Exercise data |

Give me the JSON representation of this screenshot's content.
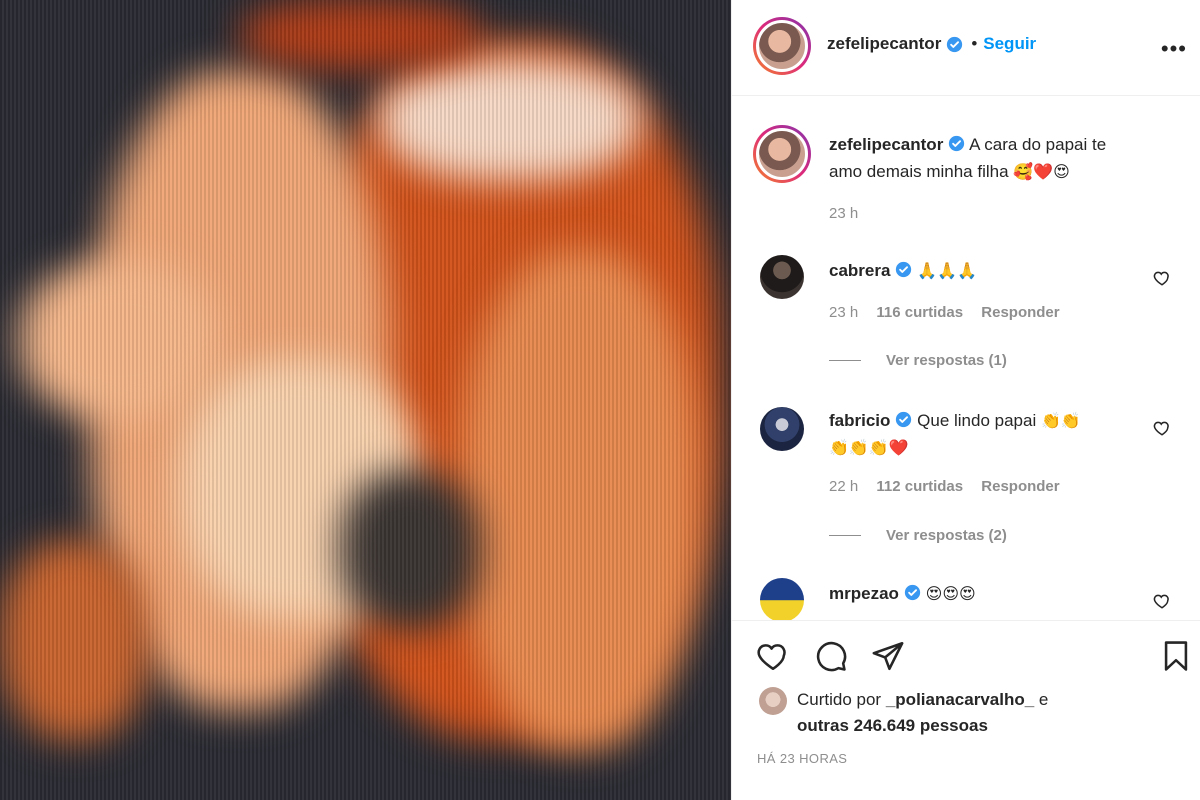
{
  "post": {
    "author": "zefelipecantor",
    "follow_label": "Seguir",
    "separator": "•",
    "more_label": "•••"
  },
  "caption": {
    "username": "zefelipecantor",
    "text_line1": "A cara do papai te",
    "text_line2": "amo demais minha filha",
    "emojis": "🥰❤️😍",
    "time": "23 h"
  },
  "comments": [
    {
      "username": "cabrera",
      "text": "",
      "emojis": "🙏🙏🙏",
      "time": "23 h",
      "likes": "116 curtidas",
      "reply_label": "Responder",
      "view_replies": "Ver respostas (1)"
    },
    {
      "username": "fabricio",
      "text": "Que lindo papai",
      "emojis_line1": "👏👏",
      "emojis_line2": "👏👏👏❤️",
      "time": "22 h",
      "likes": "112 curtidas",
      "reply_label": "Responder",
      "view_replies": "Ver respostas (2)"
    },
    {
      "username": "mrpezao",
      "emojis": "😍😍😍"
    }
  ],
  "likes_summary": {
    "prefix": "Curtido por",
    "user": "_polianacarvalho_",
    "connector": "e",
    "others": "outras 246.649 pessoas"
  },
  "posted_ago": "HÁ 23 HORAS",
  "icons": [
    "heart-icon",
    "comment-icon",
    "share-icon",
    "bookmark-icon",
    "verified-badge-icon",
    "more-options-icon"
  ],
  "colors": {
    "link_blue": "#0095f6",
    "verified_blue": "#3897f0",
    "muted": "#8e8e8e",
    "text": "#262626"
  }
}
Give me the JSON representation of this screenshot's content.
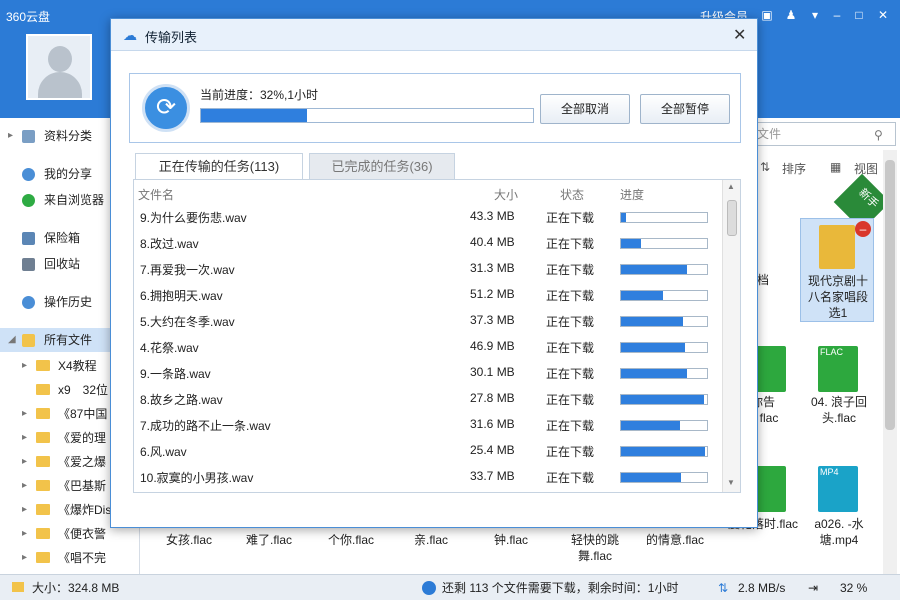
{
  "app": {
    "title": "360云盘",
    "upgrade": "升级会员"
  },
  "sidebar": {
    "items": [
      {
        "label": "资料分类"
      },
      {
        "label": "我的分享"
      },
      {
        "label": "来自浏览器"
      },
      {
        "label": "保险箱"
      },
      {
        "label": "回收站"
      },
      {
        "label": "操作历史"
      },
      {
        "label": "所有文件"
      }
    ],
    "tree": [
      "X4教程",
      "x9　32位",
      "《87中国",
      "《爱的理",
      "《爱之爆",
      "《巴基斯",
      "《爆炸Dis",
      "《便衣警",
      "《唱不完"
    ]
  },
  "main": {
    "search_placeholder": "文件",
    "sort_label": "排序",
    "view_label": "视图",
    "new_badge": "新手",
    "tiles": [
      {
        "label": "现代京剧十八名家唱段选1"
      },
      {
        "label": "档"
      },
      {
        "label": "你告"
      },
      {
        "label": "flac"
      },
      {
        "label": "04. 浪子回头.flac"
      },
      {
        "label": "a026. -水塘.mp4"
      },
      {
        "label": "度花落时.flac"
      }
    ],
    "bottom_labels": [
      "女孩.flac",
      "难了.flac",
      "个你.flac",
      "亲.flac",
      "钟.flac",
      "轻快的跳舞.flac",
      "的情意.flac"
    ],
    "flac_tag": "FLAC",
    "mp4_tag": "MP4"
  },
  "dialog": {
    "title": "传输列表",
    "progress_text": "当前进度：32%,1小时",
    "progress": 0.32,
    "cancel_all": "全部取消",
    "pause_all": "全部暂停",
    "tab_active": "正在传输的任务(113)",
    "tab_done": "已完成的任务(36)",
    "columns": {
      "name": "文件名",
      "size": "大小",
      "status": "状态",
      "progress": "进度"
    },
    "rows": [
      {
        "name": "9.为什么要伤悲.wav",
        "size": "43.3 MB",
        "status": "正在下载",
        "progress": 0.06
      },
      {
        "name": "8.改过.wav",
        "size": "40.4 MB",
        "status": "正在下载",
        "progress": 0.23
      },
      {
        "name": "7.再爱我一次.wav",
        "size": "31.3 MB",
        "status": "正在下载",
        "progress": 0.77
      },
      {
        "name": "6.拥抱明天.wav",
        "size": "51.2 MB",
        "status": "正在下载",
        "progress": 0.49
      },
      {
        "name": "5.大约在冬季.wav",
        "size": "37.3 MB",
        "status": "正在下载",
        "progress": 0.72
      },
      {
        "name": "4.花祭.wav",
        "size": "46.9 MB",
        "status": "正在下载",
        "progress": 0.74
      },
      {
        "name": "9.一条路.wav",
        "size": "30.1 MB",
        "status": "正在下载",
        "progress": 0.77
      },
      {
        "name": "8.故乡之路.wav",
        "size": "27.8 MB",
        "status": "正在下载",
        "progress": 0.97
      },
      {
        "name": "7.成功的路不止一条.wav",
        "size": "31.6 MB",
        "status": "正在下载",
        "progress": 0.69
      },
      {
        "name": "6.风.wav",
        "size": "25.4 MB",
        "status": "正在下载",
        "progress": 0.98
      },
      {
        "name": "10.寂寞的小男孩.wav",
        "size": "33.7 MB",
        "status": "正在下载",
        "progress": 0.7
      }
    ]
  },
  "statusbar": {
    "size": "大小：324.8 MB",
    "remaining": "还剩 113 个文件需要下载，剩余时间：1小时",
    "speed": "2.8 MB/s",
    "percent": "32 %"
  },
  "colors": {
    "accent": "#2c7bd6",
    "progress": "#2f7fde"
  }
}
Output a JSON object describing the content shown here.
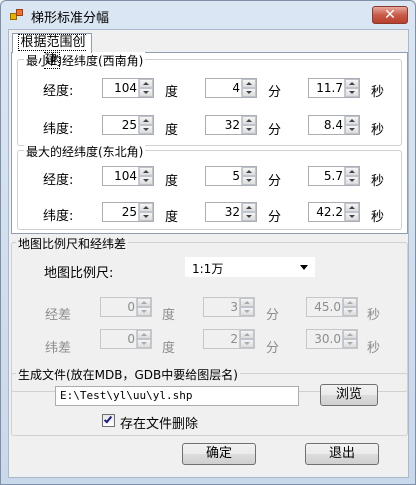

Work to be completed |
Print the records word for word and exclude any picture they hold.

Solved problem |
Give me the JSON representation of this screenshot's content.
{
  "post": {
    "author": "zefelipecantor",
    "follow_label": "Seguir",
    "separator": "•",
    "more_label": "•••"
  },
  "caption": {
    "username": "zefelipecantor",
    "text_line1": "A cara do papai te",
    "text_line2": "amo demais minha filha",
    "emojis": "🥰❤️😍",
    "time": "23 h"
  },
  "comments": [
    {
      "username": "cabrera",
      "text": "",
      "emojis": "🙏🙏🙏",
      "time": "23 h",
      "likes": "116 curtidas",
      "reply_label": "Responder",
      "view_replies": "Ver respostas (1)"
    },
    {
      "username": "fabricio",
      "text": "Que lindo papai",
      "emojis_line1": "👏👏",
      "emojis_line2": "👏👏👏❤️",
      "time": "22 h",
      "likes": "112 curtidas",
      "reply_label": "Responder",
      "view_replies": "Ver respostas (2)"
    },
    {
      "username": "mrpezao",
      "emojis": "😍😍😍"
    }
  ],
  "likes_summary": {
    "prefix": "Curtido por",
    "user": "_polianacarvalho_",
    "connector": "e",
    "others": "outras 246.649 pessoas"
  },
  "posted_ago": "HÁ 23 HORAS",
  "icons": [
    "heart-icon",
    "comment-icon",
    "share-icon",
    "bookmark-icon",
    "verified-badge-icon",
    "more-options-icon"
  ],
  "colors": {
    "link_blue": "#0095f6",
    "verified_blue": "#3897f0",
    "muted": "#8e8e8e",
    "text": "#262626"
  }
}
Give me the JSON representation of this screenshot's content.
{
  "app": {
    "title": "360云盘",
    "upgrade": "升级会员"
  },
  "sidebar": {
    "items": [
      {
        "label": "资料分类"
      },
      {
        "label": "我的分享"
      },
      {
        "label": "来自浏览器"
      },
      {
        "label": "保险箱"
      },
      {
        "label": "回收站"
      },
      {
        "label": "操作历史"
      },
      {
        "label": "所有文件"
      }
    ],
    "tree": [
      "X4教程",
      "x9　32位",
      "《87中国",
      "《爱的理",
      "《爱之爆",
      "《巴基斯",
      "《爆炸Dis",
      "《便衣警",
      "《唱不完"
    ]
  },
  "main": {
    "search_placeholder": "文件",
    "sort_label": "排序",
    "view_label": "视图",
    "new_badge": "新手",
    "tiles": [
      {
        "label": "现代京剧十八名家唱段选1"
      },
      {
        "label": "档"
      },
      {
        "label": "你告"
      },
      {
        "label": "flac"
      },
      {
        "label": "04. 浪子回头.flac"
      },
      {
        "label": "a026. -水塘.mp4"
      },
      {
        "label": "度花落时.flac"
      }
    ],
    "bottom_labels": [
      "女孩.flac",
      "难了.flac",
      "个你.flac",
      "亲.flac",
      "钟.flac",
      "轻快的跳舞.flac",
      "的情意.flac"
    ],
    "flac_tag": "FLAC",
    "mp4_tag": "MP4"
  },
  "dialog": {
    "title": "传输列表",
    "progress_text": "当前进度：32%,1小时",
    "progress": 0.32,
    "cancel_all": "全部取消",
    "pause_all": "全部暂停",
    "tab_active": "正在传输的任务(113)",
    "tab_done": "已完成的任务(36)",
    "columns": {
      "name": "文件名",
      "size": "大小",
      "status": "状态",
      "progress": "进度"
    },
    "rows": [
      {
        "name": "9.为什么要伤悲.wav",
        "size": "43.3 MB",
        "status": "正在下载",
        "progress": 0.06
      },
      {
        "name": "8.改过.wav",
        "size": "40.4 MB",
        "status": "正在下载",
        "progress": 0.23
      },
      {
        "name": "7.再爱我一次.wav",
        "size": "31.3 MB",
        "status": "正在下载",
        "progress": 0.77
      },
      {
        "name": "6.拥抱明天.wav",
        "size": "51.2 MB",
        "status": "正在下载",
        "progress": 0.49
      },
      {
        "name": "5.大约在冬季.wav",
        "size": "37.3 MB",
        "status": "正在下载",
        "progress": 0.72
      },
      {
        "name": "4.花祭.wav",
        "size": "46.9 MB",
        "status": "正在下载",
        "progress": 0.74
      },
      {
        "name": "9.一条路.wav",
        "size": "30.1 MB",
        "status": "正在下载",
        "progress": 0.77
      },
      {
        "name": "8.故乡之路.wav",
        "size": "27.8 MB",
        "status": "正在下载",
        "progress": 0.97
      },
      {
        "name": "7.成功的路不止一条.wav",
        "size": "31.6 MB",
        "status": "正在下载",
        "progress": 0.69
      },
      {
        "name": "6.风.wav",
        "size": "25.4 MB",
        "status": "正在下载",
        "progress": 0.98
      },
      {
        "name": "10.寂寞的小男孩.wav",
        "size": "33.7 MB",
        "status": "正在下载",
        "progress": 0.7
      }
    ]
  },
  "statusbar": {
    "size": "大小：324.8 MB",
    "remaining": "还剩 113 个文件需要下载，剩余时间：1小时",
    "speed": "2.8 MB/s",
    "percent": "32 %"
  },
  "colors": {
    "accent": "#2c7bd6",
    "progress": "#2f7fde"
  }
}
Output a JSON object describing the content shown here.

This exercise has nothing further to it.